#### What this task involves
Locate each line of the material that contains "career", then return it.

(Stored data)
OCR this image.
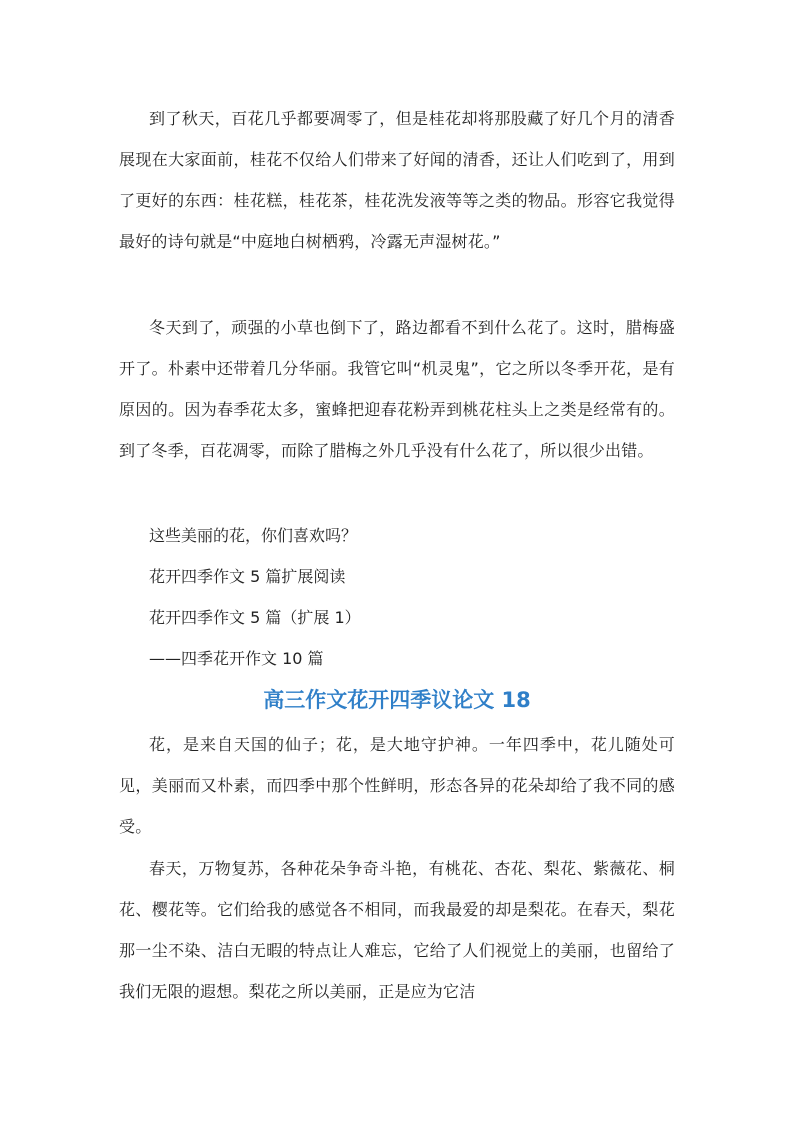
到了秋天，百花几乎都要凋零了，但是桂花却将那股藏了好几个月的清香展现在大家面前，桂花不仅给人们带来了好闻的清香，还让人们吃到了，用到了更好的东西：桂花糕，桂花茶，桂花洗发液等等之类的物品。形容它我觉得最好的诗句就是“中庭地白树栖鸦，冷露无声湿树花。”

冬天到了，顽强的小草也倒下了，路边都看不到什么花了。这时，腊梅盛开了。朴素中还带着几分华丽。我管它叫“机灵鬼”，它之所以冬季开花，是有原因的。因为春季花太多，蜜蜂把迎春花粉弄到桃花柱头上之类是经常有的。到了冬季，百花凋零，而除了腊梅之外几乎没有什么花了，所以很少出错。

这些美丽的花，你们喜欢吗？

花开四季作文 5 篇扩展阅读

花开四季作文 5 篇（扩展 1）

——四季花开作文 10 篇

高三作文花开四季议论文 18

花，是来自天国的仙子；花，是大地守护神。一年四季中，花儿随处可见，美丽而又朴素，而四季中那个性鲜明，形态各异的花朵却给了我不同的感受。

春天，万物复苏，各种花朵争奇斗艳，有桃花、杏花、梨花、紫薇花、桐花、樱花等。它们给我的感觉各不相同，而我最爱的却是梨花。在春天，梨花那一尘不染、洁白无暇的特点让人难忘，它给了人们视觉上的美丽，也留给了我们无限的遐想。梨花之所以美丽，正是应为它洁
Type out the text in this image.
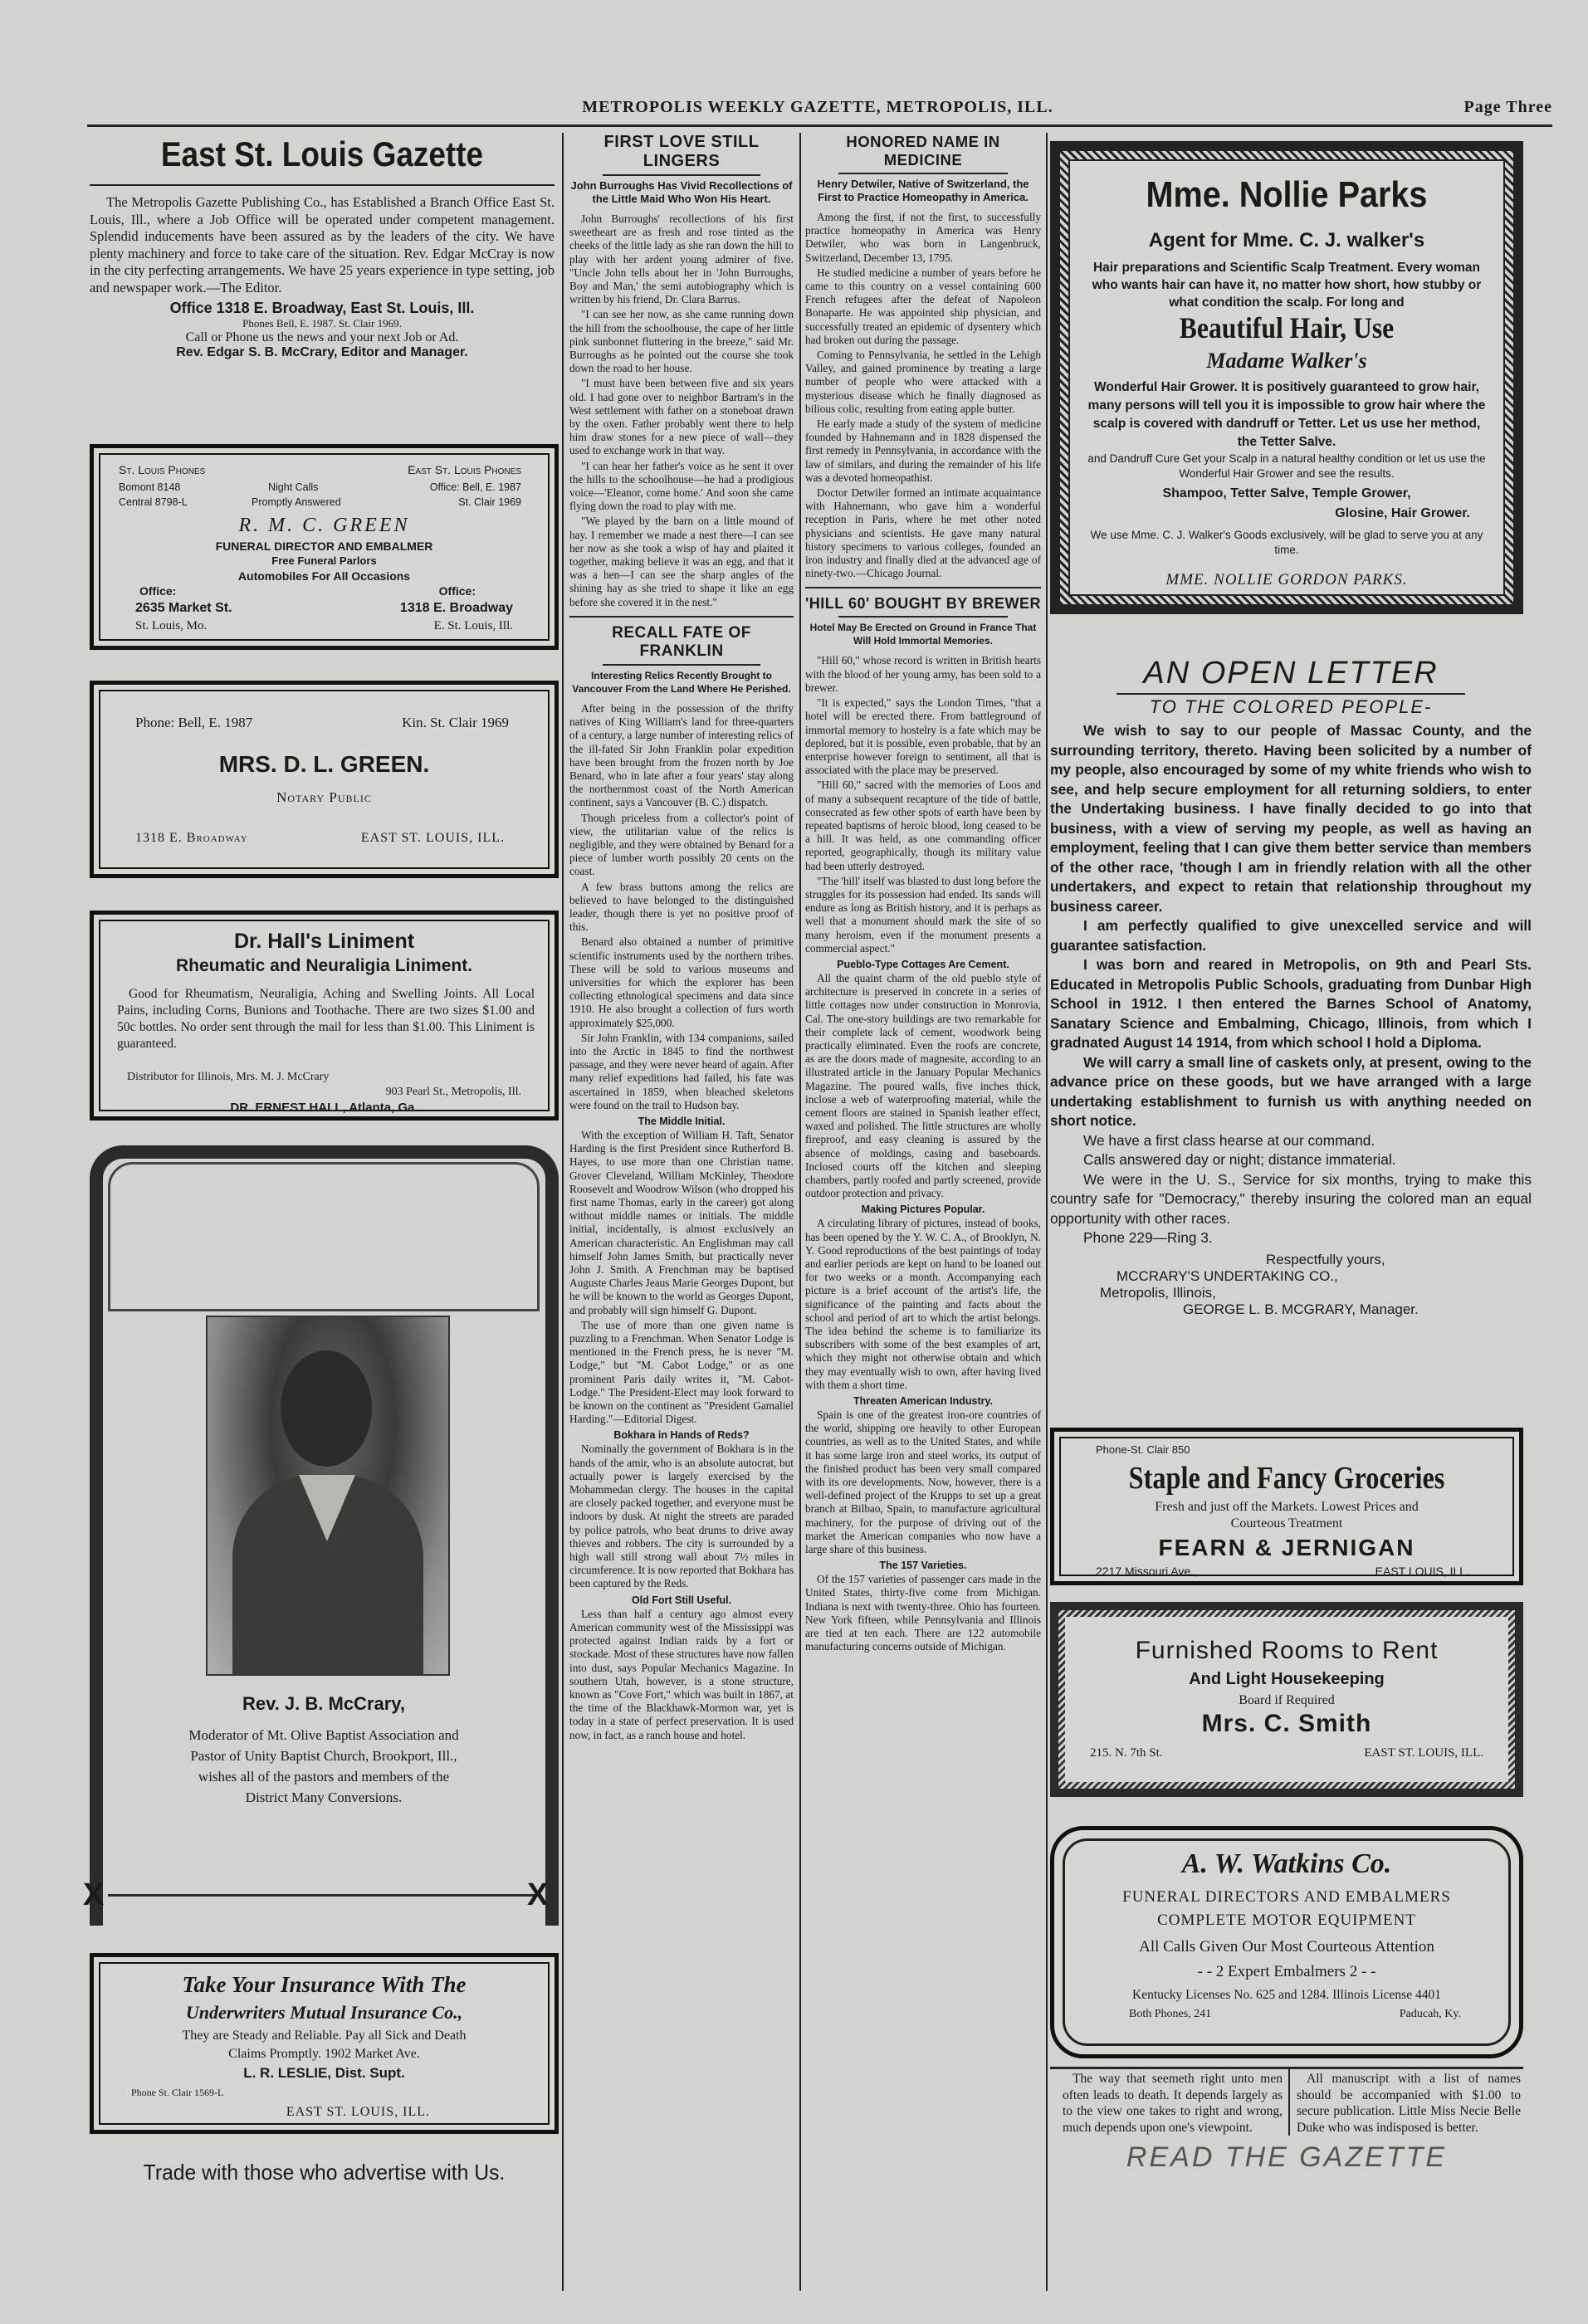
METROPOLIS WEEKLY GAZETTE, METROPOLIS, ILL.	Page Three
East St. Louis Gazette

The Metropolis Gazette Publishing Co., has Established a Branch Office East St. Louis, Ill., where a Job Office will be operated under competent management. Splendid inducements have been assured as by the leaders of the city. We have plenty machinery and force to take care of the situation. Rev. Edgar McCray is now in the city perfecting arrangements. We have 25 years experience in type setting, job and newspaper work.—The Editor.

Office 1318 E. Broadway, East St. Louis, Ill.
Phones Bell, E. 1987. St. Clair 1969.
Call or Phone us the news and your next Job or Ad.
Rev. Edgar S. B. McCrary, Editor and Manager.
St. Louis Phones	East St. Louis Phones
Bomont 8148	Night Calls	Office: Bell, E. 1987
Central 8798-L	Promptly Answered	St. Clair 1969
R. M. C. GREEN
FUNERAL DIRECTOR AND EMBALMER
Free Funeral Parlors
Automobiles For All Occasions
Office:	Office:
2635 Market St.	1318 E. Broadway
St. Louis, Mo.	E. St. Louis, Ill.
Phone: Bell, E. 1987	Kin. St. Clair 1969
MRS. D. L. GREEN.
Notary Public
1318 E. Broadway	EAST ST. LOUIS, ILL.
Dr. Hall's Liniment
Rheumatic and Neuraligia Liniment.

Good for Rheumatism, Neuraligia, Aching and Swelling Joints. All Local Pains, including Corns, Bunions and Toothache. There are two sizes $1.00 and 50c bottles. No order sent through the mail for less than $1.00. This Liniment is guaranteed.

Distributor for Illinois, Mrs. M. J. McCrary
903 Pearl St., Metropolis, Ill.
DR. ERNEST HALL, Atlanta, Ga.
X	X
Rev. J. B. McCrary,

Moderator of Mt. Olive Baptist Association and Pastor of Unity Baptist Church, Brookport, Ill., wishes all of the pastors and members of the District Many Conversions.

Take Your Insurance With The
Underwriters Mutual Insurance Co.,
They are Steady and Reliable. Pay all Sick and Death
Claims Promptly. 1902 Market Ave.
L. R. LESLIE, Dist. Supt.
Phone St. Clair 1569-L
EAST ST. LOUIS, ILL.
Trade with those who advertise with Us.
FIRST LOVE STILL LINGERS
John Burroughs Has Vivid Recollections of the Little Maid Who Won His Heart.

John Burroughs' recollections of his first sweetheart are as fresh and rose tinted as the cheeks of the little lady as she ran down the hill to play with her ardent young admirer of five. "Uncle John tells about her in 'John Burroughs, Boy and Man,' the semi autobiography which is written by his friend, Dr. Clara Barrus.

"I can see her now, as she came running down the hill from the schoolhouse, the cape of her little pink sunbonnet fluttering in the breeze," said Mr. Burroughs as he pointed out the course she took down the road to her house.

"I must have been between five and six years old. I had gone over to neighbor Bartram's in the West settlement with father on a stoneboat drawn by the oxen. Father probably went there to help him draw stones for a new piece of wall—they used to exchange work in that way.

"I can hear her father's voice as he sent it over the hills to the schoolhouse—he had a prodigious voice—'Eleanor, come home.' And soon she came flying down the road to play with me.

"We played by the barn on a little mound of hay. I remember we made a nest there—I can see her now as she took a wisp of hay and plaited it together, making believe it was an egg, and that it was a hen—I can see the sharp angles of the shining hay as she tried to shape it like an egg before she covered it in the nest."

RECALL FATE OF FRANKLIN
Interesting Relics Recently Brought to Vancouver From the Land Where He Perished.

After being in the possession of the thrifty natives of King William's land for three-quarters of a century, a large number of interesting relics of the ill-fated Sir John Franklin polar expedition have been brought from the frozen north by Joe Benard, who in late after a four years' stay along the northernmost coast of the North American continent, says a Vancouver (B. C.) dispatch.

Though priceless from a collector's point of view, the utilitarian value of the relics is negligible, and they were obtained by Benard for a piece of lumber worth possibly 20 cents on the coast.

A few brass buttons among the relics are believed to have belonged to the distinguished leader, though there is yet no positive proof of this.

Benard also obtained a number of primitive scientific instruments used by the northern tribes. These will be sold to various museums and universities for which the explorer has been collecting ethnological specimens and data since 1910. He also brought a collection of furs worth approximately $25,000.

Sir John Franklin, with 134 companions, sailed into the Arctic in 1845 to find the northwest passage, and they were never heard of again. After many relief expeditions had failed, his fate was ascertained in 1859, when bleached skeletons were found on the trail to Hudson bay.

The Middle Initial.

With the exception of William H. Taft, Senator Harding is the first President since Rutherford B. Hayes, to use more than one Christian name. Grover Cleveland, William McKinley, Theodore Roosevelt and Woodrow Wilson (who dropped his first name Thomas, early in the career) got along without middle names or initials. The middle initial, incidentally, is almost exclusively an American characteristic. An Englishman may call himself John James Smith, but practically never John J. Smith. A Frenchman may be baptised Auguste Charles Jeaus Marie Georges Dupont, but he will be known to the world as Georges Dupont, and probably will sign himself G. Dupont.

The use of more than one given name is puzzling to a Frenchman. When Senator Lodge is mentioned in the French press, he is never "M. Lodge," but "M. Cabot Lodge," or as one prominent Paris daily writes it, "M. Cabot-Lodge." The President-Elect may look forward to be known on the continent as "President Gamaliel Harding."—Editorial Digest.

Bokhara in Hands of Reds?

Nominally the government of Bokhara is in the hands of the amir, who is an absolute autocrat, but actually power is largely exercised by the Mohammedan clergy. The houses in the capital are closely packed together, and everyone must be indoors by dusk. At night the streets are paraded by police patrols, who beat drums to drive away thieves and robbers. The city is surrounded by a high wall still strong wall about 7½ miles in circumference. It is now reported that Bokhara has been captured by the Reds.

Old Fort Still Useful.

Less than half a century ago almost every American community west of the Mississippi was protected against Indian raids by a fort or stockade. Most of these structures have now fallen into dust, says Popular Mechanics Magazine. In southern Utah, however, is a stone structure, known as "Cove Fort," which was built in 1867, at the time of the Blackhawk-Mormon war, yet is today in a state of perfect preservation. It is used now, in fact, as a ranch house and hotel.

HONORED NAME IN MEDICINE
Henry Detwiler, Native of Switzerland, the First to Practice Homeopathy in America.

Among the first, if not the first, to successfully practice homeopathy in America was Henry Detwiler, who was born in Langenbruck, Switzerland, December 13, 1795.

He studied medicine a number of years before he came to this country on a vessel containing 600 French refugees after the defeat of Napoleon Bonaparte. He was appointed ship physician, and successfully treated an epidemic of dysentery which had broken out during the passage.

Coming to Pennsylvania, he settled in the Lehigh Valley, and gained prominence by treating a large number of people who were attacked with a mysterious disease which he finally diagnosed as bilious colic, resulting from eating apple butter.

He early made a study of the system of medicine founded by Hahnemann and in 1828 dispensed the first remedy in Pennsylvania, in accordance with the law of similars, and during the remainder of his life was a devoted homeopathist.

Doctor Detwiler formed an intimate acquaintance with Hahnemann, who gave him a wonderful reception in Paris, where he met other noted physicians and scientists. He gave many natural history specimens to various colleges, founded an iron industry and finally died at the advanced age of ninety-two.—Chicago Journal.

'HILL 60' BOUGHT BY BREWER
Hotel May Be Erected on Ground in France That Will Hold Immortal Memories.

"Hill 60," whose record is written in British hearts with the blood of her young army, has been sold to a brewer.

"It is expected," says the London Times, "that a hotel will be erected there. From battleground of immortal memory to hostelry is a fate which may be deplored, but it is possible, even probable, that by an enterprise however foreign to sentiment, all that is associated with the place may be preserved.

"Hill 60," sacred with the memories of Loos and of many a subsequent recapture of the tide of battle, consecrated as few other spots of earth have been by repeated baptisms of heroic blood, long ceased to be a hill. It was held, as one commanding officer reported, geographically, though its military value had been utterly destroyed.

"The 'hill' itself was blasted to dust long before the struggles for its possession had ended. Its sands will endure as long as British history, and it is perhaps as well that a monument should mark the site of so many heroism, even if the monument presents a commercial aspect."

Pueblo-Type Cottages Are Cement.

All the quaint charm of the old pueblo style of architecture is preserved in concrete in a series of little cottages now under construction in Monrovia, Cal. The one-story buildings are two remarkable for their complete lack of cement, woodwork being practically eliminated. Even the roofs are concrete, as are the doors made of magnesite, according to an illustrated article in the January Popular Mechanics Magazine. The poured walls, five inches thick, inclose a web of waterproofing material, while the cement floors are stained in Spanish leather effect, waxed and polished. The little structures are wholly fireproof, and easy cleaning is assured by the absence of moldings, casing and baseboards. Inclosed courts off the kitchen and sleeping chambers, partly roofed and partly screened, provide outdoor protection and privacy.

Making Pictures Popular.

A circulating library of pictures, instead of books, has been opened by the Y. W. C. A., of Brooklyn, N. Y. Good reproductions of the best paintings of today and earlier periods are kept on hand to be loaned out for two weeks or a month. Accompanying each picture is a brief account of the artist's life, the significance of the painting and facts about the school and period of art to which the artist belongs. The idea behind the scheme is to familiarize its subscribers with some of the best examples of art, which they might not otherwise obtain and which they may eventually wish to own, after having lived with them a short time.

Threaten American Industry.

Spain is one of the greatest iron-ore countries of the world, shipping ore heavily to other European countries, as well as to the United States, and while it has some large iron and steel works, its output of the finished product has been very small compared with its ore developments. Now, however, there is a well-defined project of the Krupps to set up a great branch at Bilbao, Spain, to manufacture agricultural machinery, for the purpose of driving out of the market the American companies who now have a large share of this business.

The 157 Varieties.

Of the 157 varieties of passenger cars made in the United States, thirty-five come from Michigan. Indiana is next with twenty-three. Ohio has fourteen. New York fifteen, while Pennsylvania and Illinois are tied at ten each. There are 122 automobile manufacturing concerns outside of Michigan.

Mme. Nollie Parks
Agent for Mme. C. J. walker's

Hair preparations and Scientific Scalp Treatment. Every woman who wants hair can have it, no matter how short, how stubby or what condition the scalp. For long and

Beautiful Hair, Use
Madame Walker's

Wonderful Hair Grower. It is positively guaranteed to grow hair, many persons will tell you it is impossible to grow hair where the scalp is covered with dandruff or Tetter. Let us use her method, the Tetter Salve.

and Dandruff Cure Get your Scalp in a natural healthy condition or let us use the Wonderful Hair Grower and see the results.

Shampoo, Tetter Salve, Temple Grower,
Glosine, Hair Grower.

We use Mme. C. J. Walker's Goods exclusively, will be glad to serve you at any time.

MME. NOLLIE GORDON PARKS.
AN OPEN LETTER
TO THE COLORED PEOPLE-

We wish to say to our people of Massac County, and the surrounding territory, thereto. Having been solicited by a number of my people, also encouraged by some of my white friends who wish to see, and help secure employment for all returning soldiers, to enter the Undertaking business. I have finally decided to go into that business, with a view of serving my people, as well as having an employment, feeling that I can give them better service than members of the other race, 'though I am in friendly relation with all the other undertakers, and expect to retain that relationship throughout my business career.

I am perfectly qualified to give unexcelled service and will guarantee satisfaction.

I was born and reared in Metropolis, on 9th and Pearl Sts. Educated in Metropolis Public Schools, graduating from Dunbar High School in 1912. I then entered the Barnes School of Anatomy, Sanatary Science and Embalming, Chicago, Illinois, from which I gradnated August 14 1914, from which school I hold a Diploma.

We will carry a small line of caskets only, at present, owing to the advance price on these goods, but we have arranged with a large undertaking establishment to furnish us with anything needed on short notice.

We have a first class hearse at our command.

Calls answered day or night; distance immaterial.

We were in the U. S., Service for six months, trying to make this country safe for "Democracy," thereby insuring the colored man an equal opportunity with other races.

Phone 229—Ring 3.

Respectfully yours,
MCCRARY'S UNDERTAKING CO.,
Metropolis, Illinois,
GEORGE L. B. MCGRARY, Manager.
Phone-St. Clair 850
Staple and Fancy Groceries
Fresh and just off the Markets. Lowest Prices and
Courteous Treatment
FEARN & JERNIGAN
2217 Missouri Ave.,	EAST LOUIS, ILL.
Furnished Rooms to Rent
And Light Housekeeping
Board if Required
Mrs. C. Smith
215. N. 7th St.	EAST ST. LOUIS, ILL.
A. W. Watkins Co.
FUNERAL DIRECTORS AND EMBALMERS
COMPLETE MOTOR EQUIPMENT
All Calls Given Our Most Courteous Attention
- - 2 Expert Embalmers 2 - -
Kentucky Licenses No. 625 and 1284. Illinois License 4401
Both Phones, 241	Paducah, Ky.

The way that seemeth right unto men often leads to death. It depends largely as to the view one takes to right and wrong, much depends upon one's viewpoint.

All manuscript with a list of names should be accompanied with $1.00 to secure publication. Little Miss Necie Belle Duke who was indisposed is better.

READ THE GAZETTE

#### Response
With the exception of William H. Taft, Senator Harding is the first President since Rutherford B. Hayes, to use more than one Christian name. Grover Cleveland, William McKinley, Theodore Roosevelt and Woodrow Wilson (who dropped his first name Thomas, early in the career) got along without middle names or initials. The middle initial, incidentally, is almost exclusively an American characteristic. An Englishman may call himself John James Smith, but practically never John J. Smith. A Frenchman may be baptised Auguste Charles Jeaus Marie Georges Dupont, but he will be known to the world as Georges Dupont, and probably will sign himself G. Dupont.
We wish to say to our people of Massac County, and the surrounding territory, thereto. Having been solicited by a number of my people, also encouraged by some of my white friends who wish to see, and help secure employment for all returning soldiers, to enter the Undertaking business. I have finally decided to go into that business, with a view of serving my people, as well as having an employment, feeling that I can give them better service than members of the other race, 'though I am in friendly relation with all the other undertakers, and expect to retain that relationship throughout my business career.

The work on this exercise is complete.